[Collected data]
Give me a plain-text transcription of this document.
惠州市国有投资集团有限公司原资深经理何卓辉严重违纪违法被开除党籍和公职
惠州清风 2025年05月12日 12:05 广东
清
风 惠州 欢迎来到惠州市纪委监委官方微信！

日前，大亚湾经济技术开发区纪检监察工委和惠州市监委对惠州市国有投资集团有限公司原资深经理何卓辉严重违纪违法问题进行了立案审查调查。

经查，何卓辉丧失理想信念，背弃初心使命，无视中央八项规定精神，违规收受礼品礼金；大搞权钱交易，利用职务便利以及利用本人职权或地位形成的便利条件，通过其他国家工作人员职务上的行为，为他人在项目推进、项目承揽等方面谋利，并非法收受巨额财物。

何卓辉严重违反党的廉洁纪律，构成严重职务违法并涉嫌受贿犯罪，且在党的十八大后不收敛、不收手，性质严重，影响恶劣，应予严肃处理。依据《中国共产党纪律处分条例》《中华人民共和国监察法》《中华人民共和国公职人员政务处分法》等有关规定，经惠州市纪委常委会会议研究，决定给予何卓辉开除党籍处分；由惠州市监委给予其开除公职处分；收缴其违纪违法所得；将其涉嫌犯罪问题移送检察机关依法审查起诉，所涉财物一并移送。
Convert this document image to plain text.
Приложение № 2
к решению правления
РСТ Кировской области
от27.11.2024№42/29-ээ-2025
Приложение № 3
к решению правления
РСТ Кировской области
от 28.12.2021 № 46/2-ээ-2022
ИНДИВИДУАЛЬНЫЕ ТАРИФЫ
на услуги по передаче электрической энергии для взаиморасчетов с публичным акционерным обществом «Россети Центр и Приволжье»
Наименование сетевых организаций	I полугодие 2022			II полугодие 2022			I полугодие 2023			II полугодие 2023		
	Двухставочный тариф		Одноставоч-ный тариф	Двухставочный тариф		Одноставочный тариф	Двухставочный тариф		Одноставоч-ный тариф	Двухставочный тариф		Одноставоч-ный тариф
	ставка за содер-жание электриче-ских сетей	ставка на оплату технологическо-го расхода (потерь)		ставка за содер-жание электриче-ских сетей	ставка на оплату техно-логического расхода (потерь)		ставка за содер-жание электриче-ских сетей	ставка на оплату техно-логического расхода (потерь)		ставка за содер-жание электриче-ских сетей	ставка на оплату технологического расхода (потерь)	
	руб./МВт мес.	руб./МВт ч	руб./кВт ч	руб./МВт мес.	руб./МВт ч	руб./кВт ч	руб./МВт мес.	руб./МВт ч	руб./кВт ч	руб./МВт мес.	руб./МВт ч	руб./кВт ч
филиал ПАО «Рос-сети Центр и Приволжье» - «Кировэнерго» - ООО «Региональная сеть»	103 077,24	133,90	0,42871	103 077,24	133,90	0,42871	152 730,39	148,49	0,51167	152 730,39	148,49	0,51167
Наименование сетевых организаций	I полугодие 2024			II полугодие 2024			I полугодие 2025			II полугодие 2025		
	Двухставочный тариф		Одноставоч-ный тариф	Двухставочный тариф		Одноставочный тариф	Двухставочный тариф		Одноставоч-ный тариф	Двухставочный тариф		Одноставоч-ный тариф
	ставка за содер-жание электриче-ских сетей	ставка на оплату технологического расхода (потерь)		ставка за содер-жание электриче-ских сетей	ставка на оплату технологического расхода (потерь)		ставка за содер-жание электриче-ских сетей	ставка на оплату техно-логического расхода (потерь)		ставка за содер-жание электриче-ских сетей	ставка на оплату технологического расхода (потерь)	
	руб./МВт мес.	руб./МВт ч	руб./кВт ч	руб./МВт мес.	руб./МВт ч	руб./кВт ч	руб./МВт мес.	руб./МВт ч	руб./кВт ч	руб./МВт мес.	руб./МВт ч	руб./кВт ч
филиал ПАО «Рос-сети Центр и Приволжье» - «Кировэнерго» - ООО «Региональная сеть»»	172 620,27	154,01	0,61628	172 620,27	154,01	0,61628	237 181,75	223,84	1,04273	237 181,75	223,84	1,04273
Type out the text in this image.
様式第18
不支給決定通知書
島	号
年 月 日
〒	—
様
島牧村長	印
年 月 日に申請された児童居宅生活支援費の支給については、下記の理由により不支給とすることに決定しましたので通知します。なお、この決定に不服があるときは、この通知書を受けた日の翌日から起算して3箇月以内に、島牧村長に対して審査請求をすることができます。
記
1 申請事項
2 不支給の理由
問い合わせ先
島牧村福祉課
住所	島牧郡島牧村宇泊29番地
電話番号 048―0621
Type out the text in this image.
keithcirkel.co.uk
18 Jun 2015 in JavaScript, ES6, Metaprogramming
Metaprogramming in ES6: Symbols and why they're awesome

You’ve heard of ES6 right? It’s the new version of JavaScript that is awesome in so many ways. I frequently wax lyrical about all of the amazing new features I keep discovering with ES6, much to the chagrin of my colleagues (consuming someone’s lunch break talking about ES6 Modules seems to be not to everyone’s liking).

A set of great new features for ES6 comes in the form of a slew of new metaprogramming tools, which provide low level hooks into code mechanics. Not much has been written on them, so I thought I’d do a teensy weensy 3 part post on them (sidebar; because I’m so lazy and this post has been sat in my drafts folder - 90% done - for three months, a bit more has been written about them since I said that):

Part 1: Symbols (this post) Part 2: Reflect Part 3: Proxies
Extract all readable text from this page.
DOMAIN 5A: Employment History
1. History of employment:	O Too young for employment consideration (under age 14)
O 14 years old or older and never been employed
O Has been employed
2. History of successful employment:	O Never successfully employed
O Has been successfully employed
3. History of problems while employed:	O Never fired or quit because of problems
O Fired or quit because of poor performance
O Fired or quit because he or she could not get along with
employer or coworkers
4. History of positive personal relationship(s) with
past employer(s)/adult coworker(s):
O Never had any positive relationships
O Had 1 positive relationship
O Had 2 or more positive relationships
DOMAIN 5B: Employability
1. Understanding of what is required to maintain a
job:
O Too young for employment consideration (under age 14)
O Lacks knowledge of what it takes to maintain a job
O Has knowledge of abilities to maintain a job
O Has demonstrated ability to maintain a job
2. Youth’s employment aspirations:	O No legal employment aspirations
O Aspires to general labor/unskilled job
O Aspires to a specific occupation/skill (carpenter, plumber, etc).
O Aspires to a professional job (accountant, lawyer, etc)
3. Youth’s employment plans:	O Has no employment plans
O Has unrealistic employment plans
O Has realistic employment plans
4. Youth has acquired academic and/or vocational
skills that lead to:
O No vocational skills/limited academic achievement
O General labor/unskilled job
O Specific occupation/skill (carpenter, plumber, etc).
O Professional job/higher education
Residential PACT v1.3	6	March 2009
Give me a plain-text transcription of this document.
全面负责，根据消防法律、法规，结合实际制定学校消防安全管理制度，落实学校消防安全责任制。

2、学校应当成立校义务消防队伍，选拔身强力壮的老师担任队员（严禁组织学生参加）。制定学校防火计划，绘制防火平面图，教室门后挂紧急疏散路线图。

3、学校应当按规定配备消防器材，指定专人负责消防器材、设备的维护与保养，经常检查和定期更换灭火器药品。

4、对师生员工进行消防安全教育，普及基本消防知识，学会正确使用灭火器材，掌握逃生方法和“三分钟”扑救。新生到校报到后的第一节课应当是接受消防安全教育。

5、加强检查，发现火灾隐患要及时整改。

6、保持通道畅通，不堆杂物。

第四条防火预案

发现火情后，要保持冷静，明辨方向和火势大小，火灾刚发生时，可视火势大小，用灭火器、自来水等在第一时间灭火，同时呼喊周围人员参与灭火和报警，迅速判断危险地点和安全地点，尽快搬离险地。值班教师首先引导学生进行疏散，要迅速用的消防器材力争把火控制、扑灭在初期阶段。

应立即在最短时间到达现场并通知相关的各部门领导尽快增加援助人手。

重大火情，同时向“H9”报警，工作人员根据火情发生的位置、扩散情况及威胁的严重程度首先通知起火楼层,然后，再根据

### GOAL
Return the material exactly as it stands.

### WRITTEN ANSWER
Give me a plain-text transcription of this document.
惠州市国有投资集团有限公司原资深经理何卓辉严重违纪违法被开除党籍和公职
惠州清风 2025年05月12日 12:05 广东
清
风 惠州 欢迎来到惠州市纪委监委官方微信！

日前，大亚湾经济技术开发区纪检监察工委和惠州市监委对惠州市国有投资集团有限公司原资深经理何卓辉严重违纪违法问题进行了立案审查调查。

经查，何卓辉丧失理想信念，背弃初心使命，无视中央八项规定精神，违规收受礼品礼金；大搞权钱交易，利用职务便利以及利用本人职权或地位形成的便利条件，通过其他国家工作人员职务上的行为，为他人在项目推进、项目承揽等方面谋利，并非法收受巨额财物。

何卓辉严重违反党的廉洁纪律，构成严重职务违法并涉嫌受贿犯罪，且在党的十八大后不收敛、不收手，性质严重，影响恶劣，应予严肃处理。依据《中国共产党纪律处分条例》《中华人民共和国监察法》《中华人民共和国公职人员政务处分法》等有关规定，经惠州市纪委常委会会议研究，决定给予何卓辉开除党籍处分；由惠州市监委给予其开除公职处分；收缴其违纪违法所得；将其涉嫌犯罪问题移送检察机关依法审查起诉，所涉财物一并移送。
Convert this document image to plain text.
Приложение № 2
к решению правления
РСТ Кировской области
от27.11.2024№42/29-ээ-2025
Приложение № 3
к решению правления
РСТ Кировской области
от 28.12.2021 № 46/2-ээ-2022
ИНДИВИДУАЛЬНЫЕ ТАРИФЫ
на услуги по передаче электрической энергии для взаиморасчетов с публичным акционерным обществом «Россети Центр и Приволжье»
Наименование сетевых организаций	I полугодие 2022			II полугодие 2022			I полугодие 2023			II полугодие 2023		
	Двухставочный тариф		Одноставоч-ный тариф	Двухставочный тариф		Одноставочный тариф	Двухставочный тариф		Одноставоч-ный тариф	Двухставочный тариф		Одноставоч-ный тариф
	ставка за содер-жание электриче-ских сетей	ставка на оплату технологическо-го расхода (потерь)		ставка за содер-жание электриче-ских сетей	ставка на оплату техно-логического расхода (потерь)		ставка за содер-жание электриче-ских сетей	ставка на оплату техно-логического расхода (потерь)		ставка за содер-жание электриче-ских сетей	ставка на оплату технологического расхода (потерь)	
	руб./МВт мес.	руб./МВт ч	руб./кВт ч	руб./МВт мес.	руб./МВт ч	руб./кВт ч	руб./МВт мес.	руб./МВт ч	руб./кВт ч	руб./МВт мес.	руб./МВт ч	руб./кВт ч
филиал ПАО «Рос-сети Центр и Приволжье» - «Кировэнерго» - ООО «Региональная сеть»	103 077,24	133,90	0,42871	103 077,24	133,90	0,42871	152 730,39	148,49	0,51167	152 730,39	148,49	0,51167
Наименование сетевых организаций	I полугодие 2024			II полугодие 2024			I полугодие 2025			II полугодие 2025		
	Двухставочный тариф		Одноставоч-ный тариф	Двухставочный тариф		Одноставочный тариф	Двухставочный тариф		Одноставоч-ный тариф	Двухставочный тариф		Одноставоч-ный тариф
	ставка за содер-жание электриче-ских сетей	ставка на оплату технологического расхода (потерь)		ставка за содер-жание электриче-ских сетей	ставка на оплату технологического расхода (потерь)		ставка за содер-жание электриче-ских сетей	ставка на оплату техно-логического расхода (потерь)		ставка за содер-жание электриче-ских сетей	ставка на оплату технологического расхода (потерь)	
	руб./МВт мес.	руб./МВт ч	руб./кВт ч	руб./МВт мес.	руб./МВт ч	руб./кВт ч	руб./МВт мес.	руб./МВт ч	руб./кВт ч	руб./МВт мес.	руб./МВт ч	руб./кВт ч
филиал ПАО «Рос-сети Центр и Приволжье» - «Кировэнерго» - ООО «Региональная сеть»»	172 620,27	154,01	0,61628	172 620,27	154,01	0,61628	237 181,75	223,84	1,04273	237 181,75	223,84	1,04273
Type out the text in this image.
様式第18
不支給決定通知書
島	号
年 月 日
〒	—
様
島牧村長	印
年 月 日に申請された児童居宅生活支援費の支給については、下記の理由により不支給とすることに決定しましたので通知します。なお、この決定に不服があるときは、この通知書を受けた日の翌日から起算して3箇月以内に、島牧村長に対して審査請求をすることができます。
記
1 申請事項
2 不支給の理由
問い合わせ先
島牧村福祉課
住所	島牧郡島牧村宇泊29番地
電話番号 048―0621
Type out the text in this image.
keithcirkel.co.uk
18 Jun 2015 in JavaScript, ES6, Metaprogramming
Metaprogramming in ES6: Symbols and why they're awesome

You’ve heard of ES6 right? It’s the new version of JavaScript that is awesome in so many ways. I frequently wax lyrical about all of the amazing new features I keep discovering with ES6, much to the chagrin of my colleagues (consuming someone’s lunch break talking about ES6 Modules seems to be not to everyone’s liking).

A set of great new features for ES6 comes in the form of a slew of new metaprogramming tools, which provide low level hooks into code mechanics. Not much has been written on them, so I thought I’d do a teensy weensy 3 part post on them (sidebar; because I’m so lazy and this post has been sat in my drafts folder - 90% done - for three months, a bit more has been written about them since I said that):

Part 1: Symbols (this post) Part 2: Reflect Part 3: Proxies
Extract all readable text from this page.
DOMAIN 5A: Employment History
1. History of employment:	O Too young for employment consideration (under age 14)
O 14 years old or older and never been employed
O Has been employed
2. History of successful employment:	O Never successfully employed
O Has been successfully employed
3. History of problems while employed:	O Never fired or quit because of problems
O Fired or quit because of poor performance
O Fired or quit because he or she could not get along with
employer or coworkers
4. History of positive personal relationship(s) with
past employer(s)/adult coworker(s):
O Never had any positive relationships
O Had 1 positive relationship
O Had 2 or more positive relationships
DOMAIN 5B: Employability
1. Understanding of what is required to maintain a
job:
O Too young for employment consideration (under age 14)
O Lacks knowledge of what it takes to maintain a job
O Has knowledge of abilities to maintain a job
O Has demonstrated ability to maintain a job
2. Youth’s employment aspirations:	O No legal employment aspirations
O Aspires to general labor/unskilled job
O Aspires to a specific occupation/skill (carpenter, plumber, etc).
O Aspires to a professional job (accountant, lawyer, etc)
3. Youth’s employment plans:	O Has no employment plans
O Has unrealistic employment plans
O Has realistic employment plans
4. Youth has acquired academic and/or vocational
skills that lead to:
O No vocational skills/limited academic achievement
O General labor/unskilled job
O Specific occupation/skill (carpenter, plumber, etc).
O Professional job/higher education
Residential PACT v1.3	6	March 2009
Give me a plain-text transcription of this document.
全面负责，根据消防法律、法规，结合实际制定学校消防安全管理制度，落实学校消防安全责任制。

2、学校应当成立校义务消防队伍，选拔身强力壮的老师担任队员（严禁组织学生参加）。制定学校防火计划，绘制防火平面图，教室门后挂紧急疏散路线图。

3、学校应当按规定配备消防器材，指定专人负责消防器材、设备的维护与保养，经常检查和定期更换灭火器药品。

4、对师生员工进行消防安全教育，普及基本消防知识，学会正确使用灭火器材，掌握逃生方法和“三分钟”扑救。新生到校报到后的第一节课应当是接受消防安全教育。

5、加强检查，发现火灾隐患要及时整改。

6、保持通道畅通，不堆杂物。

第四条防火预案

发现火情后，要保持冷静，明辨方向和火势大小，火灾刚发生时，可视火势大小，用灭火器、自来水等在第一时间灭火，同时呼喊周围人员参与灭火和报警，迅速判断危险地点和安全地点，尽快搬离险地。值班教师首先引导学生进行疏散，要迅速用的消防器材力争把火控制、扑灭在初期阶段。

应立即在最短时间到达现场并通知相关的各部门领导尽快增加援助人手。

重大火情，同时向“H9”报警，工作人员根据火情发生的位置、扩散情况及威胁的严重程度首先通知起火楼层,然后，再根据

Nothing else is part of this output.